┌──

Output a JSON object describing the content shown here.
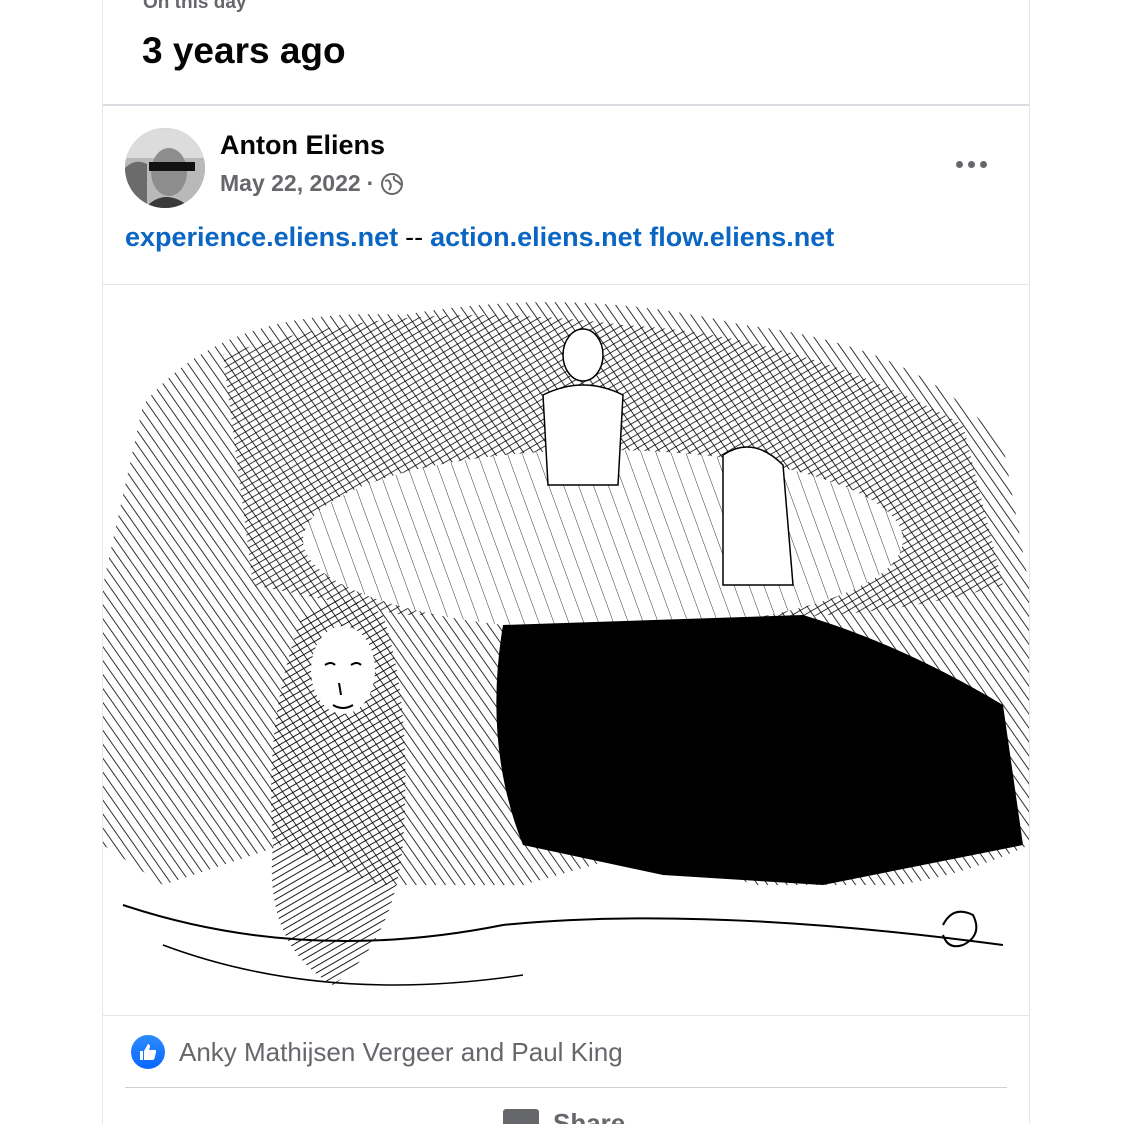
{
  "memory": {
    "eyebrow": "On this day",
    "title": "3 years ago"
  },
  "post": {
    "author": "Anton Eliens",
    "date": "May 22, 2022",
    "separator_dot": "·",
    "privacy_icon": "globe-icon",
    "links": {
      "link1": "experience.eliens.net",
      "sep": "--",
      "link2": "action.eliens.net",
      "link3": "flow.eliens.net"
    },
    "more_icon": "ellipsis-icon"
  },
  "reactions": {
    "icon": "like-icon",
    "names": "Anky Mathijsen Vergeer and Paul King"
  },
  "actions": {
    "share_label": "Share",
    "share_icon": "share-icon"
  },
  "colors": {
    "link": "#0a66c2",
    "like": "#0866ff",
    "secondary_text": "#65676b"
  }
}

└──

▶ [What to work on]: Make an exact copy of every record, pictures excluded.

▶ [Result for this task]:
Output a JSON object describing the content shown here.
{
  "memory": {
    "eyebrow": "On this day",
    "title": "3 years ago"
  },
  "post": {
    "author": "Anton Eliens",
    "date": "May 22, 2022",
    "separator_dot": "·",
    "privacy_icon": "globe-icon",
    "links": {
      "link1": "experience.eliens.net",
      "sep": "--",
      "link2": "action.eliens.net",
      "link3": "flow.eliens.net"
    },
    "more_icon": "ellipsis-icon"
  },
  "reactions": {
    "icon": "like-icon",
    "names": "Anky Mathijsen Vergeer and Paul King"
  },
  "actions": {
    "share_label": "Share",
    "share_icon": "share-icon"
  },
  "colors": {
    "link": "#0a66c2",
    "like": "#0866ff",
    "secondary_text": "#65676b"
  }
}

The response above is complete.